(Records from a data collection)
☆ ☆ ☆ ☆

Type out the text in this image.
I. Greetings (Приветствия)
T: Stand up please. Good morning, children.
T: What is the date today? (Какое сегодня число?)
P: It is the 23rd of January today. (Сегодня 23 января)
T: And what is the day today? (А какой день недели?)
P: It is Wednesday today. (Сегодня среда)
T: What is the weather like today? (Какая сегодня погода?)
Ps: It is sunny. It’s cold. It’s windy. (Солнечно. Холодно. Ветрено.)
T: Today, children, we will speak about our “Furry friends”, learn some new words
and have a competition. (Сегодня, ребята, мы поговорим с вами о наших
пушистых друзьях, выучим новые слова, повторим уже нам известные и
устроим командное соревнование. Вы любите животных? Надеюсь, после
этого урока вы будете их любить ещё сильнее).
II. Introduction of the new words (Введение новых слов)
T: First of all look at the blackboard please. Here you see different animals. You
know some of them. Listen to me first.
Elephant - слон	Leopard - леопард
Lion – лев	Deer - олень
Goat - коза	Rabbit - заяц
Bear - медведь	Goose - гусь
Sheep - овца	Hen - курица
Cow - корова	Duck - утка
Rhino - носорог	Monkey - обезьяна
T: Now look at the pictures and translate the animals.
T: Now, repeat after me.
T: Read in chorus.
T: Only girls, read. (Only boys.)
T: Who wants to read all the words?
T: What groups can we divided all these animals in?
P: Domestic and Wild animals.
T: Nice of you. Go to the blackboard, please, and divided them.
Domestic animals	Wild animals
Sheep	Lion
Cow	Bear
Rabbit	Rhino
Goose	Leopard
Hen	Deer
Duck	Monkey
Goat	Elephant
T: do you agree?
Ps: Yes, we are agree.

☆ ☆ ☆ ☆

Copy all lines from the material that hold "divided".

§ **RESULT OF THIS EXERCISE**
T: What groups can we divided all these animals in?
T: Nice of you. Go to the blackboard, please, and divided them.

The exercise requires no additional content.